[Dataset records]

________

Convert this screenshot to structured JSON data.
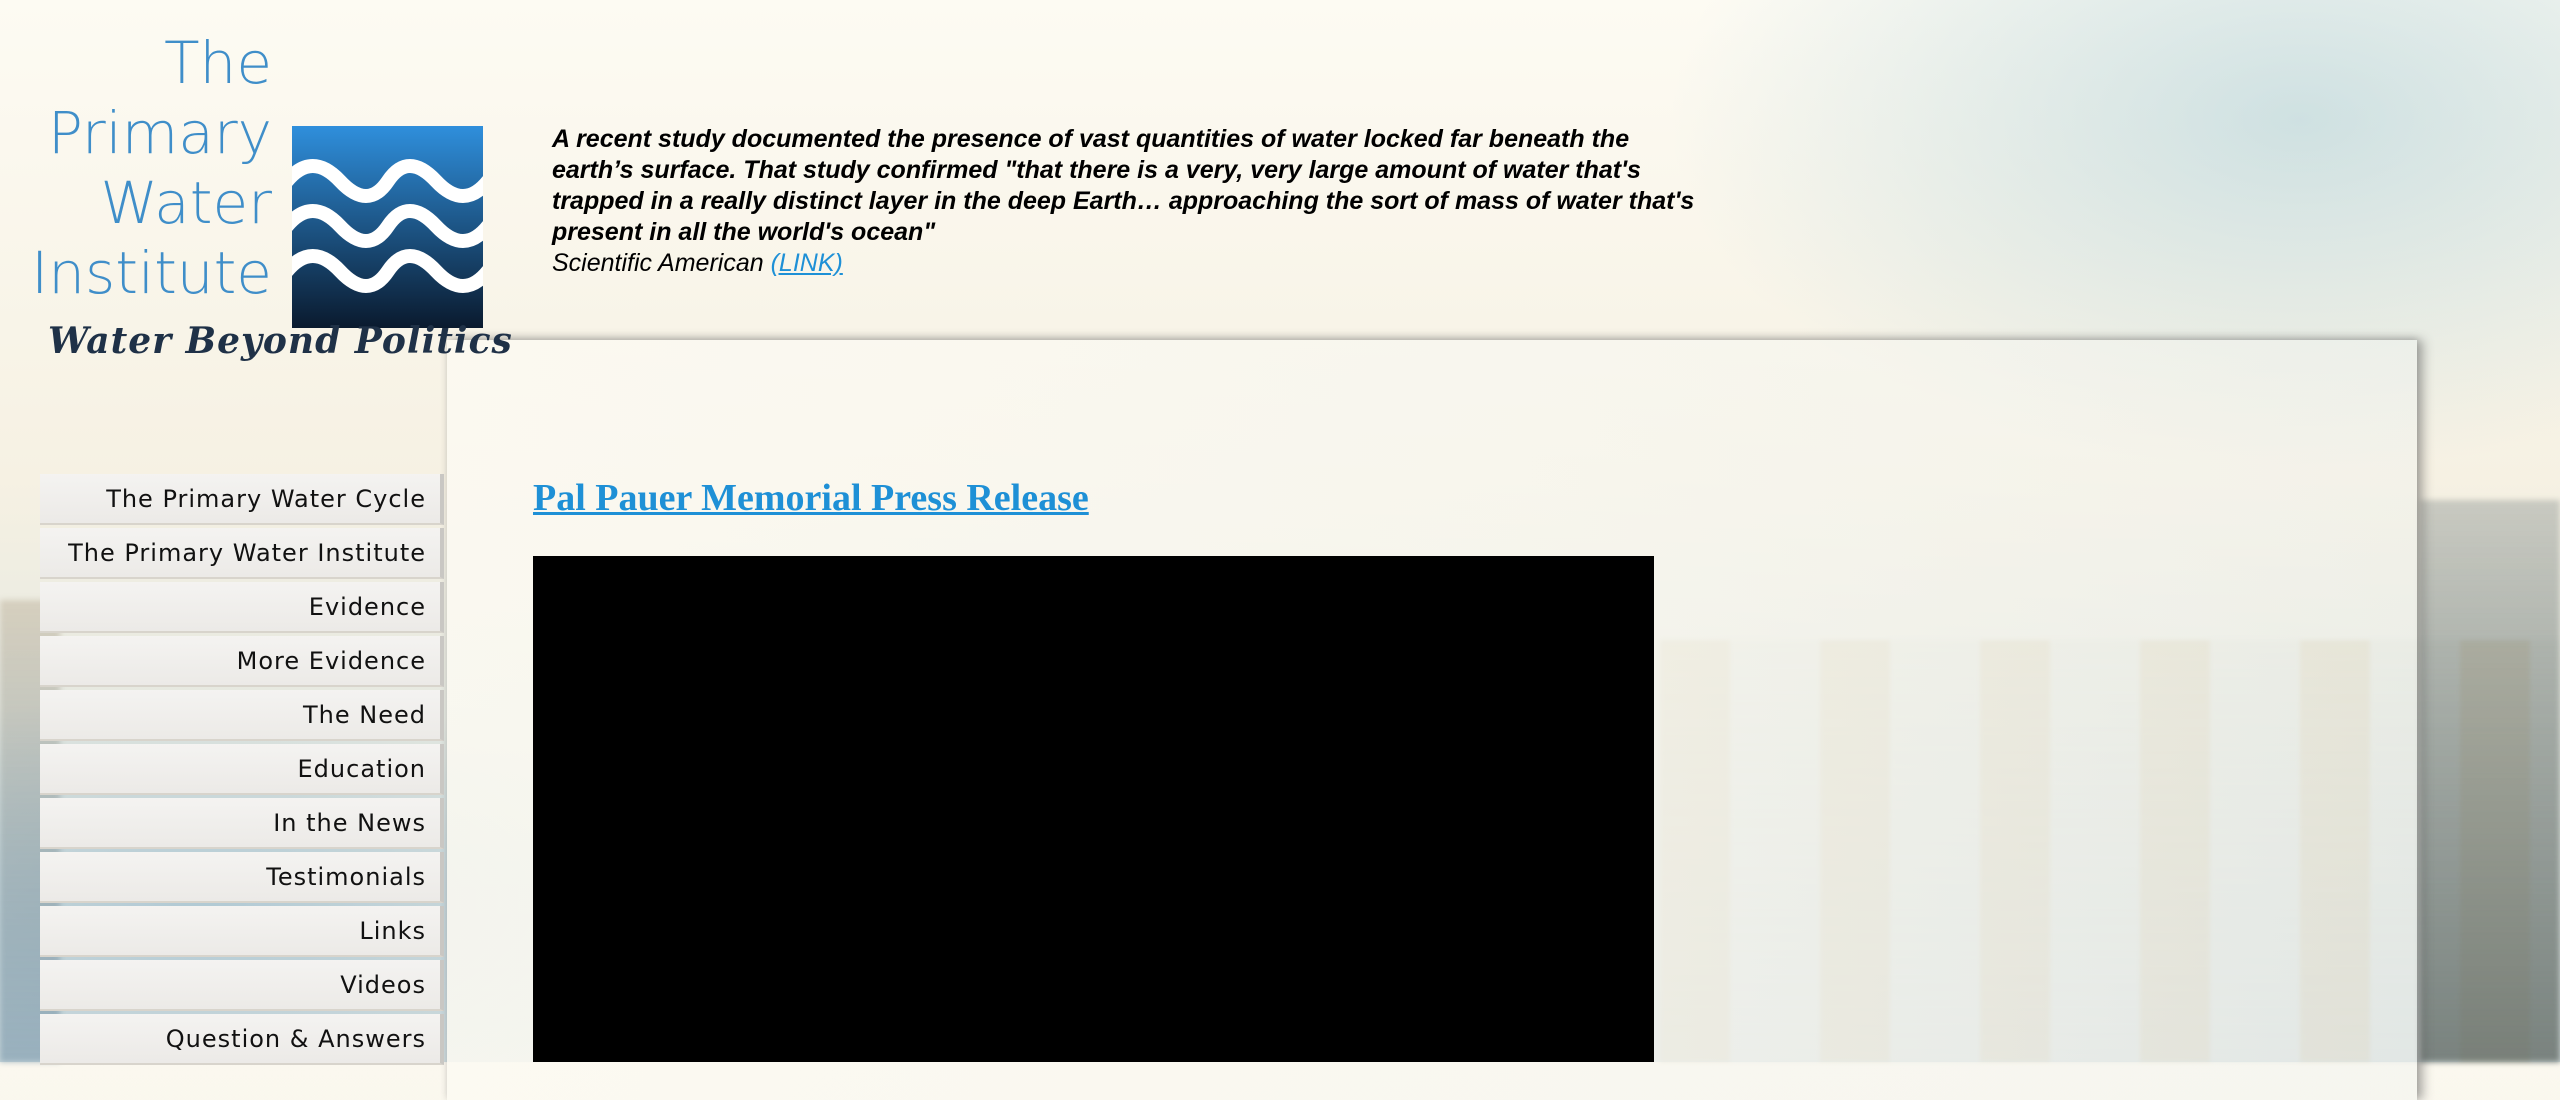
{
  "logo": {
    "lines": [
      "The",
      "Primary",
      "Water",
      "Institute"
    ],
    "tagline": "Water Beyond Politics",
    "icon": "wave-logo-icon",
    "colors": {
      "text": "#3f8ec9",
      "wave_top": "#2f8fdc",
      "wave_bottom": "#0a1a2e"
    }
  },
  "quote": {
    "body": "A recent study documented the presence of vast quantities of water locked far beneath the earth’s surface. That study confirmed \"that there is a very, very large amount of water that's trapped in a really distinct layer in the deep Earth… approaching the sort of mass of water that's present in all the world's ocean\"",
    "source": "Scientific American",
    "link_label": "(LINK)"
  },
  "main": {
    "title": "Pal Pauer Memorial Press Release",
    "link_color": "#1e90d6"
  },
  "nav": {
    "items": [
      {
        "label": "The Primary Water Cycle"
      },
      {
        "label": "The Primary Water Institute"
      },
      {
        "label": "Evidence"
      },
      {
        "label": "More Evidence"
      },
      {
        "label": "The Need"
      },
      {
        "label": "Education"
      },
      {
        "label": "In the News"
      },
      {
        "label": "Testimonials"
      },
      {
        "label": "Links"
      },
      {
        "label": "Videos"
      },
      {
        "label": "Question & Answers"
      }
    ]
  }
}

________

=== Problem requirements ===
Find each line in the records holding the string "Evidence" and show it.

=== Complete output ===
        "label": "Evidence"
        "label": "More Evidence"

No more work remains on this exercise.